• _Set exercise_: Check each line of the data for "yuan" and select those that have it.

• _Extracted records_:
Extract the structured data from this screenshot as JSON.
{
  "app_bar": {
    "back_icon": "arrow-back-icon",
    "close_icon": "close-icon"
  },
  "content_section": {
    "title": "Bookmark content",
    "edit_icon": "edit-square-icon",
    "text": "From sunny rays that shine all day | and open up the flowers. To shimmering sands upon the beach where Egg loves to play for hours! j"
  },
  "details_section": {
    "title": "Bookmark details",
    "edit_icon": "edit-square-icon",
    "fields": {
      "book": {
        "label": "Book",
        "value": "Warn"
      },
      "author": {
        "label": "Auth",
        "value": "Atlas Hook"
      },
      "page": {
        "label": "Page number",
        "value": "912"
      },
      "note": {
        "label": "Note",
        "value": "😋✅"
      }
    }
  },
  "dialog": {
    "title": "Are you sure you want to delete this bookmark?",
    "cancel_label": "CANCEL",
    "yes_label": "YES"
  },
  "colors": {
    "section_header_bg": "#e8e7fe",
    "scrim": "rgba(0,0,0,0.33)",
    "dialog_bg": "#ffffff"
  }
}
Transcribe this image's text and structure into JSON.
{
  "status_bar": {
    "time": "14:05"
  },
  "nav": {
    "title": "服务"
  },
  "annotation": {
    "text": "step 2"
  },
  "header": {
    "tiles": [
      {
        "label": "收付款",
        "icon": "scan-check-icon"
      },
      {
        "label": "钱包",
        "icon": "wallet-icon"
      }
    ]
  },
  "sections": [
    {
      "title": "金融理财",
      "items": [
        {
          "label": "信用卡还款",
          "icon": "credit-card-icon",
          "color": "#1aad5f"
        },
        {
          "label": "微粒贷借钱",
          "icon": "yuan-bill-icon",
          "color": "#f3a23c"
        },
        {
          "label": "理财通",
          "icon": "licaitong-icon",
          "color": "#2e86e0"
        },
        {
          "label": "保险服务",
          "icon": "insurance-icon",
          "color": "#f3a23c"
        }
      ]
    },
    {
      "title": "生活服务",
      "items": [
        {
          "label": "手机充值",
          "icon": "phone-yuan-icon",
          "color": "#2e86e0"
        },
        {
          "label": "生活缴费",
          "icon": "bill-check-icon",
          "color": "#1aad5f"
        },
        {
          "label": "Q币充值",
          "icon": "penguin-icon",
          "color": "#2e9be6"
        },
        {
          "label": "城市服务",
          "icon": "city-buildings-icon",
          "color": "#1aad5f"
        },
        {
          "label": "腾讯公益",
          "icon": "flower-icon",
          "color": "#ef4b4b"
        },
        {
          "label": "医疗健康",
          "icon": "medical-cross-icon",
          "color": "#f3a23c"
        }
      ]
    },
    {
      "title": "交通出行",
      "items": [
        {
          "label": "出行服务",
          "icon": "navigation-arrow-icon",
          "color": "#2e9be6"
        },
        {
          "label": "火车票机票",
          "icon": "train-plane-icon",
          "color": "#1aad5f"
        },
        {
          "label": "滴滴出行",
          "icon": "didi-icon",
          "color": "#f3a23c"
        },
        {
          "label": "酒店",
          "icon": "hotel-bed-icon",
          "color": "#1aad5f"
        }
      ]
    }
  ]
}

• _Response_:
          "icon": "yuan-bill-icon",
          "icon": "phone-yuan-icon",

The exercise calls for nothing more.